• [Records]
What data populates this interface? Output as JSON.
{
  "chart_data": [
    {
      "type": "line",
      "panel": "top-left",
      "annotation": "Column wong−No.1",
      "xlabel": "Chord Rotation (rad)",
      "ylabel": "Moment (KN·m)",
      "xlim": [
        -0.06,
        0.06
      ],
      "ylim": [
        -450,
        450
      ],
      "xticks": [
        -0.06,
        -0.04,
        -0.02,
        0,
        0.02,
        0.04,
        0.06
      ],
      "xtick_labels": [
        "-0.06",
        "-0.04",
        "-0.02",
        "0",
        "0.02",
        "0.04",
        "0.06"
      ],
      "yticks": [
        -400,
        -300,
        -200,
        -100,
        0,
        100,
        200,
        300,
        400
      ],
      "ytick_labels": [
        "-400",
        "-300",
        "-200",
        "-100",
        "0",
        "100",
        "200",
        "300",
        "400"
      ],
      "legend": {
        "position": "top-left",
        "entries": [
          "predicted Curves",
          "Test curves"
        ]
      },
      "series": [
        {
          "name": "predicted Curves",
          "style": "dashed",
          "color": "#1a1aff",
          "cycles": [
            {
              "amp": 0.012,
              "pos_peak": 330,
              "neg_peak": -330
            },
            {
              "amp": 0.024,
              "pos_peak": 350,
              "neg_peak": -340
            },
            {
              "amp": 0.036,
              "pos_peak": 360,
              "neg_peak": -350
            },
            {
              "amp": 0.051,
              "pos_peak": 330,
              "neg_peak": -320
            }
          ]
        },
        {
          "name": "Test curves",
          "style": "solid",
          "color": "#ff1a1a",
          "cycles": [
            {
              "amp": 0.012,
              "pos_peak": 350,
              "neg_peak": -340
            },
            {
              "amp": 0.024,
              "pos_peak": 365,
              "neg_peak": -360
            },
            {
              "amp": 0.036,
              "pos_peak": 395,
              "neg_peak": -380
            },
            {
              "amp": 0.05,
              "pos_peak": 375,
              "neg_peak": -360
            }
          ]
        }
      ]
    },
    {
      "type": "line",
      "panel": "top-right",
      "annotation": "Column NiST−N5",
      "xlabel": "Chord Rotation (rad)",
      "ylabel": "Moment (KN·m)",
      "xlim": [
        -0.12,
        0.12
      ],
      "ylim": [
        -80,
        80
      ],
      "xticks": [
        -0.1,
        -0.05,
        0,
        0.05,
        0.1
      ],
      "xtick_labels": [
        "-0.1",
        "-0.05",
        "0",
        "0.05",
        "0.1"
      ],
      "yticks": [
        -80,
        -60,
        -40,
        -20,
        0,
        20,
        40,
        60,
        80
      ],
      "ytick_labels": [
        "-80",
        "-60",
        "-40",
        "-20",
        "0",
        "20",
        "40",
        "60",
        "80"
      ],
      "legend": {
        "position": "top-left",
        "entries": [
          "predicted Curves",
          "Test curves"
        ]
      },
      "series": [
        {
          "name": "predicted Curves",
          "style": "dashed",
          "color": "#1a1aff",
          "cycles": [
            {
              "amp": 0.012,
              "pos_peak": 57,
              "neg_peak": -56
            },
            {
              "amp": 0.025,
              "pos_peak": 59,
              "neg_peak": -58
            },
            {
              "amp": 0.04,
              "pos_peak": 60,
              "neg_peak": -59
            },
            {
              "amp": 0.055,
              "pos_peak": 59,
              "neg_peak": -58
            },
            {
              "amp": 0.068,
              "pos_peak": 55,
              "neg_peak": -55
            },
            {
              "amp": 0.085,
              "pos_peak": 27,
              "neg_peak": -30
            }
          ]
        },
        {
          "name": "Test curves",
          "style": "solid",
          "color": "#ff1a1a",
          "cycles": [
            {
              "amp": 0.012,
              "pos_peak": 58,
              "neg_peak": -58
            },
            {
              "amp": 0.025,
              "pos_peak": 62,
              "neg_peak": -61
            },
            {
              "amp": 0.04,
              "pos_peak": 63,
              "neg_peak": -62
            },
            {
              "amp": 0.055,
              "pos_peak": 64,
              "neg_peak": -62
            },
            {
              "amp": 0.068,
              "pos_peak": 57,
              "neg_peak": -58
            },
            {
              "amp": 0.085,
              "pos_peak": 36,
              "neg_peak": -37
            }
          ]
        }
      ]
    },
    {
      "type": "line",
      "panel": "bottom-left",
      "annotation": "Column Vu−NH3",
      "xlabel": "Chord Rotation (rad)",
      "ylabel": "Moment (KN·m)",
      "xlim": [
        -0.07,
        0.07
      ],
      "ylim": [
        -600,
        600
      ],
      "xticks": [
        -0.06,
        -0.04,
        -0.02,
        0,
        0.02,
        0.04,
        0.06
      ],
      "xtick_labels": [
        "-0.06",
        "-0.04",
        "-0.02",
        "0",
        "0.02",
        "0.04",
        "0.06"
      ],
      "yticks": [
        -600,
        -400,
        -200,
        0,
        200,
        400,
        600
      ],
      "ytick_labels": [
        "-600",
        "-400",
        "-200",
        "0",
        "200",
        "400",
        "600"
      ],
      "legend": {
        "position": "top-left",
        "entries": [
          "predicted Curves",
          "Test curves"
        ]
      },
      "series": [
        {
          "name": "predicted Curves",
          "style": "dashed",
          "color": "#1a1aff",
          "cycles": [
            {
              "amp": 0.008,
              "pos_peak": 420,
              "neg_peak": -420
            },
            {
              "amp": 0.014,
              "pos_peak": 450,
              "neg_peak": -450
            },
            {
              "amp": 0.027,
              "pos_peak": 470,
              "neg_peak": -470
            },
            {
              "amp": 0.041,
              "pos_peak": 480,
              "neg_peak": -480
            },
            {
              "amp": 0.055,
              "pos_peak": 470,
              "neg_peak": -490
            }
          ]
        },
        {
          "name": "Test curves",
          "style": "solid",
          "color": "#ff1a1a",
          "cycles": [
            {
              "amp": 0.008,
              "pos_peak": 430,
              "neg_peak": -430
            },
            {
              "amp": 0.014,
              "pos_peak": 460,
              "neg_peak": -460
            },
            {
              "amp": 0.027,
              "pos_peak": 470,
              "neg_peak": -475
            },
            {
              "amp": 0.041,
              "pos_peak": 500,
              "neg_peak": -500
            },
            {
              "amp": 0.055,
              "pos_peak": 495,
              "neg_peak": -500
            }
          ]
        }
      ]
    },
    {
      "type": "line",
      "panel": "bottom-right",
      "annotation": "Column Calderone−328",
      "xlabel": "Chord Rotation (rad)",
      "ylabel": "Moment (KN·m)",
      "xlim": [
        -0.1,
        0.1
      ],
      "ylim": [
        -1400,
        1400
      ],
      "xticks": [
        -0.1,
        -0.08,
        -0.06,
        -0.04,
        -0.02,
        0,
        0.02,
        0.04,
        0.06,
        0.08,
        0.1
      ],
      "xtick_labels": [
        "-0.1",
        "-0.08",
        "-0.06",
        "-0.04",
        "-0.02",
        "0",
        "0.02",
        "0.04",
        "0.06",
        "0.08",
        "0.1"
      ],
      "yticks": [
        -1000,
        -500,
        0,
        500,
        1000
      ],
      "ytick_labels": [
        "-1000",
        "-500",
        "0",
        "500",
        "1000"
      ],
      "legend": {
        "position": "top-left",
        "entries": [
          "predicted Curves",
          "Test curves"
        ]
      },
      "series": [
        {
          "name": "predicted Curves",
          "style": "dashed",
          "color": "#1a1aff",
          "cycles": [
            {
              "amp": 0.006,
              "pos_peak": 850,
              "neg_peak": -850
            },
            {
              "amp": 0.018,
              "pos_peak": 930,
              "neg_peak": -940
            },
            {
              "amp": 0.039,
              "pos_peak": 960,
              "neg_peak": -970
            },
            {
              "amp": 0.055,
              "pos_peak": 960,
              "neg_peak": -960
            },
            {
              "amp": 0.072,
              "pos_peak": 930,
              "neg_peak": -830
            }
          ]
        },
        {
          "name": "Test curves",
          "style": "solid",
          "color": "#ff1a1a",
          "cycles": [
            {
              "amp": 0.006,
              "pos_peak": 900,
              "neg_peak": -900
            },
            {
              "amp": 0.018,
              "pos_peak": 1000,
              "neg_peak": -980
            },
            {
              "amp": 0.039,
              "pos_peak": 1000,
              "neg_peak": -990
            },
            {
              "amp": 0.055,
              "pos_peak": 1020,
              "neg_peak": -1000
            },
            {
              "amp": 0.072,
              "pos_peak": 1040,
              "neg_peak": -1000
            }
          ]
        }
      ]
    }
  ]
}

• [Task statement] Copy out every line from the material above in which the word "annotation" appears.

• [Solution to this task]
      "annotation": "Column wong−No.1",
      "annotation": "Column NiST−N5",
      "annotation": "Column Vu−NH3",
      "annotation": "Column Calderone−328",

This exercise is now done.